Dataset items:
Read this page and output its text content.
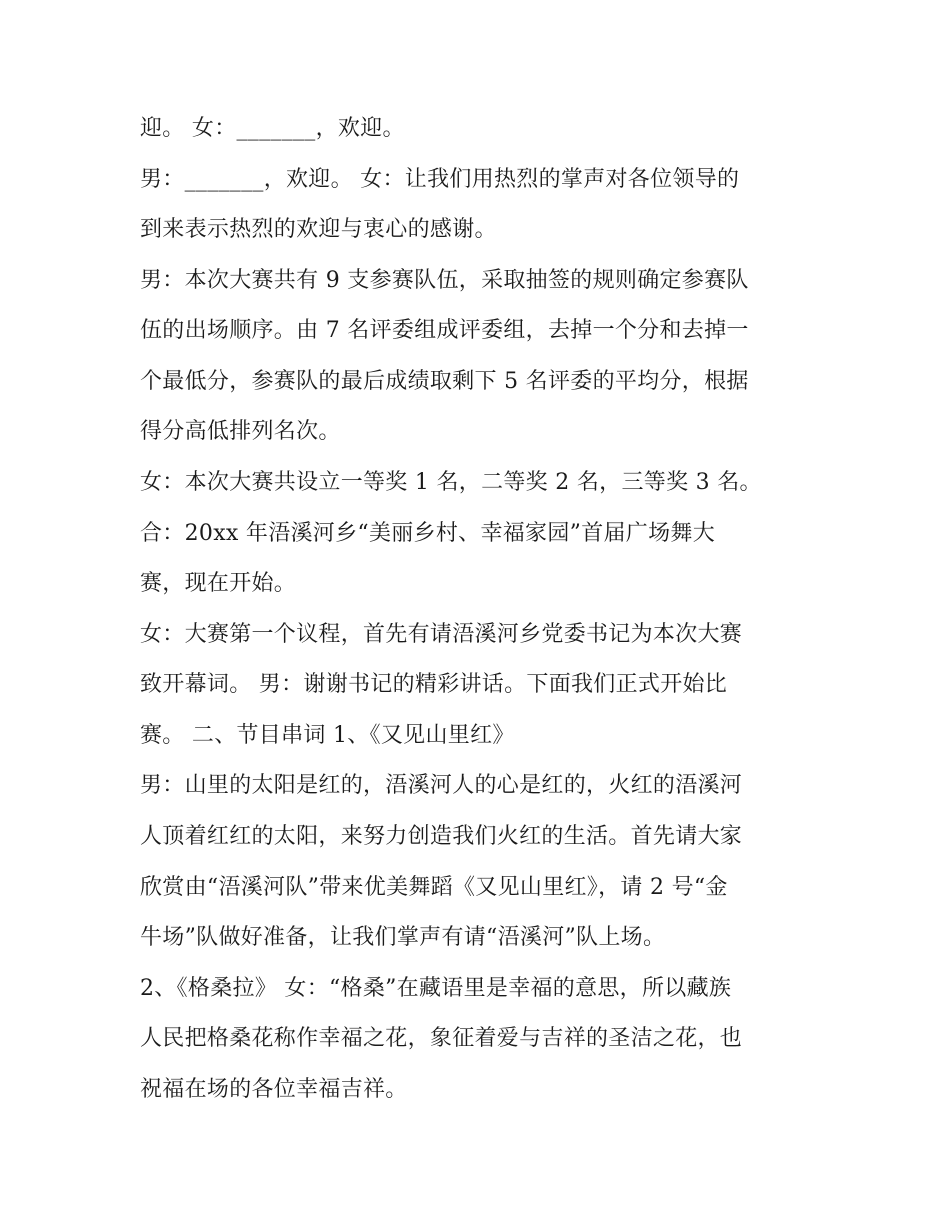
迎。 女：_______，欢迎。
男：_______，欢迎。 女：让我们用热烈的掌声对各位领导的
到来表示热烈的欢迎与衷心的感谢。
男：本次大赛共有 9 支参赛队伍，采取抽签的规则确定参赛队
伍的出场顺序。由 7 名评委组成评委组，去掉一个分和去掉一
个最低分，参赛队的最后成绩取剩下 5 名评委的平均分，根据
得分高低排列名次。
女：本次大赛共设立一等奖 1 名，二等奖 2 名，三等奖 3 名。
合：20xx 年浯溪河乡“美丽乡村、幸福家园”首届广场舞大
赛，现在开始。
女：大赛第一个议程，首先有请浯溪河乡党委书记为本次大赛
致开幕词。 男：谢谢书记的精彩讲话。下面我们正式开始比
赛。 二、节目串词 1、《又见山里红》
男：山里的太阳是红的，浯溪河人的心是红的，火红的浯溪河
人顶着红红的太阳，来努力创造我们火红的生活。首先请大家
欣赏由“浯溪河队”带来优美舞蹈《又见山里红》，请 2 号“金
牛场”队做好准备，让我们掌声有请“浯溪河”队上场。
2、《格桑拉》 女：“格桑”在藏语里是幸福的意思，所以藏族
人民把格桑花称作幸福之花，象征着爱与吉祥的圣洁之花，也
祝福在场的各位幸福吉祥。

_WHAT IS EXPECTED_.
The entries above should be reproduced exactly, without their pictures.

_EXERCISE RESPONSE_.
Read this page and output its text content.
迎。 女：_______，欢迎。
男：_______，欢迎。 女：让我们用热烈的掌声对各位领导的
到来表示热烈的欢迎与衷心的感谢。
男：本次大赛共有 9 支参赛队伍，采取抽签的规则确定参赛队
伍的出场顺序。由 7 名评委组成评委组，去掉一个分和去掉一
个最低分，参赛队的最后成绩取剩下 5 名评委的平均分，根据
得分高低排列名次。
女：本次大赛共设立一等奖 1 名，二等奖 2 名，三等奖 3 名。
合：20xx 年浯溪河乡“美丽乡村、幸福家园”首届广场舞大
赛，现在开始。
女：大赛第一个议程，首先有请浯溪河乡党委书记为本次大赛
致开幕词。 男：谢谢书记的精彩讲话。下面我们正式开始比
赛。 二、节目串词 1、《又见山里红》
男：山里的太阳是红的，浯溪河人的心是红的，火红的浯溪河
人顶着红红的太阳，来努力创造我们火红的生活。首先请大家
欣赏由“浯溪河队”带来优美舞蹈《又见山里红》，请 2 号“金
牛场”队做好准备，让我们掌声有请“浯溪河”队上场。
2、《格桑拉》 女：“格桑”在藏语里是幸福的意思，所以藏族
人民把格桑花称作幸福之花，象征着爱与吉祥的圣洁之花，也
祝福在场的各位幸福吉祥。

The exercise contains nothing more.